STATED TASK: Quote the whole listing word for word. Do not include the pictures.
- - -
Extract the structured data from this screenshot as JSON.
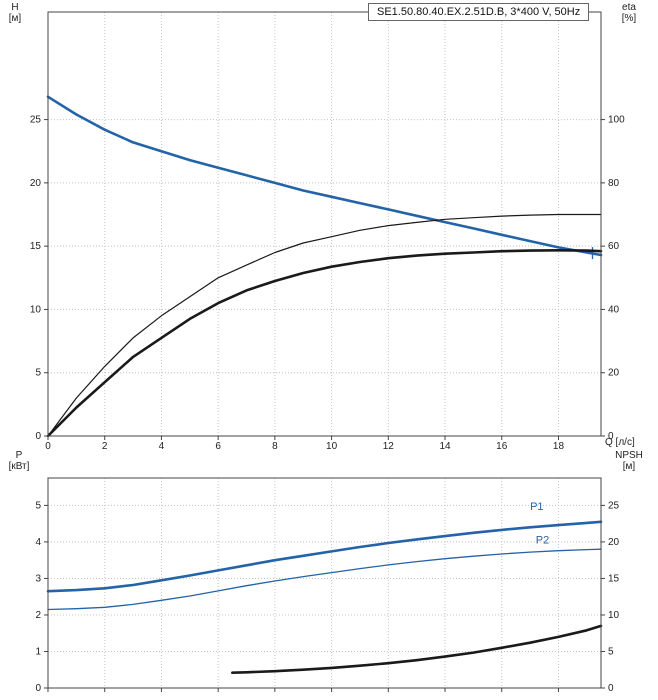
{
  "title_box": "SE1.50.80.40.EX.2.51D.B, 3*400 V, 50Hz",
  "axes_titles": {
    "h": [
      "H",
      "[м]"
    ],
    "eta": [
      "eta",
      "[%]"
    ],
    "q": "Q [л/с]",
    "p": [
      "P",
      "[кВт]"
    ],
    "npsh": [
      "NPSH",
      "[м]"
    ]
  },
  "colors": {
    "blue": "#2363a8",
    "black": "#1a1a1a",
    "grid": "#c4c4c4",
    "frame": "#444444",
    "text": "#222222",
    "plot_bg": "#ffffff"
  },
  "chart_data": [
    {
      "type": "line",
      "name": "hq-eta-chart",
      "title": "SE1.50.80.40.EX.2.51D.B, 3*400 V, 50Hz",
      "x_axis": {
        "label": "Q [л/с]",
        "lim": [
          0,
          19.5
        ],
        "ticks": [
          0,
          2,
          4,
          6,
          8,
          10,
          12,
          14,
          16,
          18
        ],
        "show_labels": true
      },
      "y_left": {
        "label": "H [м]",
        "lim": [
          0,
          33.5
        ],
        "ticks": [
          0,
          5,
          10,
          15,
          20,
          25
        ]
      },
      "y_right": {
        "label": "eta [%]",
        "lim": [
          0,
          134
        ],
        "ticks": [
          0,
          20,
          40,
          60,
          80,
          100
        ]
      },
      "grid": true,
      "legend": "none",
      "series": [
        {
          "name": "head-curve",
          "axis": "left",
          "color": "blue",
          "width": 2.6,
          "marker": [
            19.2,
            14.45
          ],
          "points": [
            [
              0,
              26.8
            ],
            [
              1,
              25.4
            ],
            [
              2,
              24.2
            ],
            [
              3,
              23.2
            ],
            [
              4,
              22.5
            ],
            [
              5,
              21.8
            ],
            [
              6,
              21.2
            ],
            [
              7,
              20.6
            ],
            [
              8,
              20.0
            ],
            [
              9,
              19.4
            ],
            [
              10,
              18.9
            ],
            [
              11,
              18.4
            ],
            [
              12,
              17.9
            ],
            [
              13,
              17.4
            ],
            [
              14,
              16.9
            ],
            [
              15,
              16.4
            ],
            [
              16,
              15.9
            ],
            [
              17,
              15.4
            ],
            [
              18,
              14.9
            ],
            [
              19,
              14.5
            ],
            [
              19.5,
              14.3
            ]
          ]
        },
        {
          "name": "efficiency-curve-thin",
          "axis": "right",
          "color": "black",
          "width": 1.2,
          "points": [
            [
              0,
              0
            ],
            [
              1,
              12
            ],
            [
              2,
              22
            ],
            [
              3,
              31
            ],
            [
              4,
              38
            ],
            [
              5,
              44
            ],
            [
              6,
              50
            ],
            [
              7,
              54
            ],
            [
              8,
              58
            ],
            [
              9,
              61
            ],
            [
              10,
              63
            ],
            [
              11,
              65
            ],
            [
              12,
              66.5
            ],
            [
              13,
              67.5
            ],
            [
              14,
              68.5
            ],
            [
              15,
              69
            ],
            [
              16,
              69.5
            ],
            [
              17,
              69.8
            ],
            [
              18,
              70
            ],
            [
              19,
              70
            ],
            [
              19.5,
              70
            ]
          ]
        },
        {
          "name": "efficiency-curve-thick",
          "axis": "right",
          "color": "black",
          "width": 2.6,
          "points": [
            [
              0,
              0
            ],
            [
              1,
              9
            ],
            [
              2,
              17
            ],
            [
              3,
              25
            ],
            [
              4,
              31
            ],
            [
              5,
              37
            ],
            [
              6,
              42
            ],
            [
              7,
              46
            ],
            [
              8,
              49
            ],
            [
              9,
              51.5
            ],
            [
              10,
              53.5
            ],
            [
              11,
              55
            ],
            [
              12,
              56.2
            ],
            [
              13,
              57
            ],
            [
              14,
              57.6
            ],
            [
              15,
              58
            ],
            [
              16,
              58.4
            ],
            [
              17,
              58.6
            ],
            [
              18,
              58.7
            ],
            [
              19,
              58.6
            ],
            [
              19.5,
              58.4
            ]
          ]
        }
      ]
    },
    {
      "type": "line",
      "name": "power-npsh-chart",
      "x_axis": {
        "label": "",
        "lim": [
          0,
          19.5
        ],
        "ticks": [
          0,
          2,
          4,
          6,
          8,
          10,
          12,
          14,
          16,
          18
        ],
        "show_labels": false
      },
      "y_left": {
        "label": "P [кВт]",
        "lim": [
          0,
          5.75
        ],
        "ticks": [
          0,
          1,
          2,
          3,
          4,
          5
        ]
      },
      "y_right": {
        "label": "NPSH [м]",
        "lim": [
          0,
          28.75
        ],
        "ticks": [
          0,
          5,
          10,
          15,
          20,
          25
        ]
      },
      "grid": true,
      "legend": "inline",
      "series": [
        {
          "name": "p1-curve",
          "axis": "left",
          "color": "blue",
          "width": 2.6,
          "label": {
            "text": "P1",
            "at": [
              17.0,
              4.87
            ]
          },
          "points": [
            [
              0,
              2.65
            ],
            [
              1,
              2.68
            ],
            [
              2,
              2.73
            ],
            [
              3,
              2.82
            ],
            [
              4,
              2.95
            ],
            [
              5,
              3.08
            ],
            [
              6,
              3.22
            ],
            [
              7,
              3.36
            ],
            [
              8,
              3.5
            ],
            [
              9,
              3.62
            ],
            [
              10,
              3.74
            ],
            [
              11,
              3.86
            ],
            [
              12,
              3.97
            ],
            [
              13,
              4.07
            ],
            [
              14,
              4.16
            ],
            [
              15,
              4.25
            ],
            [
              16,
              4.33
            ],
            [
              17,
              4.4
            ],
            [
              18,
              4.46
            ],
            [
              19,
              4.52
            ],
            [
              19.5,
              4.55
            ]
          ]
        },
        {
          "name": "p2-curve",
          "axis": "left",
          "color": "blue",
          "width": 1.3,
          "label": {
            "text": "P2",
            "at": [
              17.2,
              3.95
            ]
          },
          "points": [
            [
              0,
              2.15
            ],
            [
              1,
              2.17
            ],
            [
              2,
              2.21
            ],
            [
              3,
              2.29
            ],
            [
              4,
              2.4
            ],
            [
              5,
              2.52
            ],
            [
              6,
              2.66
            ],
            [
              7,
              2.8
            ],
            [
              8,
              2.93
            ],
            [
              9,
              3.05
            ],
            [
              10,
              3.16
            ],
            [
              11,
              3.27
            ],
            [
              12,
              3.37
            ],
            [
              13,
              3.46
            ],
            [
              14,
              3.54
            ],
            [
              15,
              3.61
            ],
            [
              16,
              3.67
            ],
            [
              17,
              3.72
            ],
            [
              18,
              3.76
            ],
            [
              19,
              3.79
            ],
            [
              19.5,
              3.8
            ]
          ]
        },
        {
          "name": "npsh-curve",
          "axis": "right",
          "color": "black",
          "width": 2.6,
          "points": [
            [
              6.5,
              2.1
            ],
            [
              7,
              2.15
            ],
            [
              8,
              2.3
            ],
            [
              9,
              2.5
            ],
            [
              10,
              2.75
            ],
            [
              11,
              3.05
            ],
            [
              12,
              3.4
            ],
            [
              13,
              3.8
            ],
            [
              14,
              4.3
            ],
            [
              15,
              4.85
            ],
            [
              16,
              5.5
            ],
            [
              17,
              6.2
            ],
            [
              18,
              7.0
            ],
            [
              19,
              7.9
            ],
            [
              19.5,
              8.5
            ]
          ]
        }
      ]
    }
  ]
}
- - -
WORKED ANSWER:
Extract the structured data from this screenshot as JSON.
{
  "title_box": "SE1.50.80.40.EX.2.51D.B, 3*400 V, 50Hz",
  "axes_titles": {
    "h": [
      "H",
      "[м]"
    ],
    "eta": [
      "eta",
      "[%]"
    ],
    "q": "Q [л/с]",
    "p": [
      "P",
      "[кВт]"
    ],
    "npsh": [
      "NPSH",
      "[м]"
    ]
  },
  "colors": {
    "blue": "#2363a8",
    "black": "#1a1a1a",
    "grid": "#c4c4c4",
    "frame": "#444444",
    "text": "#222222",
    "plot_bg": "#ffffff"
  },
  "chart_data": [
    {
      "type": "line",
      "name": "hq-eta-chart",
      "title": "SE1.50.80.40.EX.2.51D.B, 3*400 V, 50Hz",
      "x_axis": {
        "label": "Q [л/с]",
        "lim": [
          0,
          19.5
        ],
        "ticks": [
          0,
          2,
          4,
          6,
          8,
          10,
          12,
          14,
          16,
          18
        ],
        "show_labels": true
      },
      "y_left": {
        "label": "H [м]",
        "lim": [
          0,
          33.5
        ],
        "ticks": [
          0,
          5,
          10,
          15,
          20,
          25
        ]
      },
      "y_right": {
        "label": "eta [%]",
        "lim": [
          0,
          134
        ],
        "ticks": [
          0,
          20,
          40,
          60,
          80,
          100
        ]
      },
      "grid": true,
      "legend": "none",
      "series": [
        {
          "name": "head-curve",
          "axis": "left",
          "color": "blue",
          "width": 2.6,
          "marker": [
            19.2,
            14.45
          ],
          "points": [
            [
              0,
              26.8
            ],
            [
              1,
              25.4
            ],
            [
              2,
              24.2
            ],
            [
              3,
              23.2
            ],
            [
              4,
              22.5
            ],
            [
              5,
              21.8
            ],
            [
              6,
              21.2
            ],
            [
              7,
              20.6
            ],
            [
              8,
              20.0
            ],
            [
              9,
              19.4
            ],
            [
              10,
              18.9
            ],
            [
              11,
              18.4
            ],
            [
              12,
              17.9
            ],
            [
              13,
              17.4
            ],
            [
              14,
              16.9
            ],
            [
              15,
              16.4
            ],
            [
              16,
              15.9
            ],
            [
              17,
              15.4
            ],
            [
              18,
              14.9
            ],
            [
              19,
              14.5
            ],
            [
              19.5,
              14.3
            ]
          ]
        },
        {
          "name": "efficiency-curve-thin",
          "axis": "right",
          "color": "black",
          "width": 1.2,
          "points": [
            [
              0,
              0
            ],
            [
              1,
              12
            ],
            [
              2,
              22
            ],
            [
              3,
              31
            ],
            [
              4,
              38
            ],
            [
              5,
              44
            ],
            [
              6,
              50
            ],
            [
              7,
              54
            ],
            [
              8,
              58
            ],
            [
              9,
              61
            ],
            [
              10,
              63
            ],
            [
              11,
              65
            ],
            [
              12,
              66.5
            ],
            [
              13,
              67.5
            ],
            [
              14,
              68.5
            ],
            [
              15,
              69
            ],
            [
              16,
              69.5
            ],
            [
              17,
              69.8
            ],
            [
              18,
              70
            ],
            [
              19,
              70
            ],
            [
              19.5,
              70
            ]
          ]
        },
        {
          "name": "efficiency-curve-thick",
          "axis": "right",
          "color": "black",
          "width": 2.6,
          "points": [
            [
              0,
              0
            ],
            [
              1,
              9
            ],
            [
              2,
              17
            ],
            [
              3,
              25
            ],
            [
              4,
              31
            ],
            [
              5,
              37
            ],
            [
              6,
              42
            ],
            [
              7,
              46
            ],
            [
              8,
              49
            ],
            [
              9,
              51.5
            ],
            [
              10,
              53.5
            ],
            [
              11,
              55
            ],
            [
              12,
              56.2
            ],
            [
              13,
              57
            ],
            [
              14,
              57.6
            ],
            [
              15,
              58
            ],
            [
              16,
              58.4
            ],
            [
              17,
              58.6
            ],
            [
              18,
              58.7
            ],
            [
              19,
              58.6
            ],
            [
              19.5,
              58.4
            ]
          ]
        }
      ]
    },
    {
      "type": "line",
      "name": "power-npsh-chart",
      "x_axis": {
        "label": "",
        "lim": [
          0,
          19.5
        ],
        "ticks": [
          0,
          2,
          4,
          6,
          8,
          10,
          12,
          14,
          16,
          18
        ],
        "show_labels": false
      },
      "y_left": {
        "label": "P [кВт]",
        "lim": [
          0,
          5.75
        ],
        "ticks": [
          0,
          1,
          2,
          3,
          4,
          5
        ]
      },
      "y_right": {
        "label": "NPSH [м]",
        "lim": [
          0,
          28.75
        ],
        "ticks": [
          0,
          5,
          10,
          15,
          20,
          25
        ]
      },
      "grid": true,
      "legend": "inline",
      "series": [
        {
          "name": "p1-curve",
          "axis": "left",
          "color": "blue",
          "width": 2.6,
          "label": {
            "text": "P1",
            "at": [
              17.0,
              4.87
            ]
          },
          "points": [
            [
              0,
              2.65
            ],
            [
              1,
              2.68
            ],
            [
              2,
              2.73
            ],
            [
              3,
              2.82
            ],
            [
              4,
              2.95
            ],
            [
              5,
              3.08
            ],
            [
              6,
              3.22
            ],
            [
              7,
              3.36
            ],
            [
              8,
              3.5
            ],
            [
              9,
              3.62
            ],
            [
              10,
              3.74
            ],
            [
              11,
              3.86
            ],
            [
              12,
              3.97
            ],
            [
              13,
              4.07
            ],
            [
              14,
              4.16
            ],
            [
              15,
              4.25
            ],
            [
              16,
              4.33
            ],
            [
              17,
              4.4
            ],
            [
              18,
              4.46
            ],
            [
              19,
              4.52
            ],
            [
              19.5,
              4.55
            ]
          ]
        },
        {
          "name": "p2-curve",
          "axis": "left",
          "color": "blue",
          "width": 1.3,
          "label": {
            "text": "P2",
            "at": [
              17.2,
              3.95
            ]
          },
          "points": [
            [
              0,
              2.15
            ],
            [
              1,
              2.17
            ],
            [
              2,
              2.21
            ],
            [
              3,
              2.29
            ],
            [
              4,
              2.4
            ],
            [
              5,
              2.52
            ],
            [
              6,
              2.66
            ],
            [
              7,
              2.8
            ],
            [
              8,
              2.93
            ],
            [
              9,
              3.05
            ],
            [
              10,
              3.16
            ],
            [
              11,
              3.27
            ],
            [
              12,
              3.37
            ],
            [
              13,
              3.46
            ],
            [
              14,
              3.54
            ],
            [
              15,
              3.61
            ],
            [
              16,
              3.67
            ],
            [
              17,
              3.72
            ],
            [
              18,
              3.76
            ],
            [
              19,
              3.79
            ],
            [
              19.5,
              3.8
            ]
          ]
        },
        {
          "name": "npsh-curve",
          "axis": "right",
          "color": "black",
          "width": 2.6,
          "points": [
            [
              6.5,
              2.1
            ],
            [
              7,
              2.15
            ],
            [
              8,
              2.3
            ],
            [
              9,
              2.5
            ],
            [
              10,
              2.75
            ],
            [
              11,
              3.05
            ],
            [
              12,
              3.4
            ],
            [
              13,
              3.8
            ],
            [
              14,
              4.3
            ],
            [
              15,
              4.85
            ],
            [
              16,
              5.5
            ],
            [
              17,
              6.2
            ],
            [
              18,
              7.0
            ],
            [
              19,
              7.9
            ],
            [
              19.5,
              8.5
            ]
          ]
        }
      ]
    }
  ]
}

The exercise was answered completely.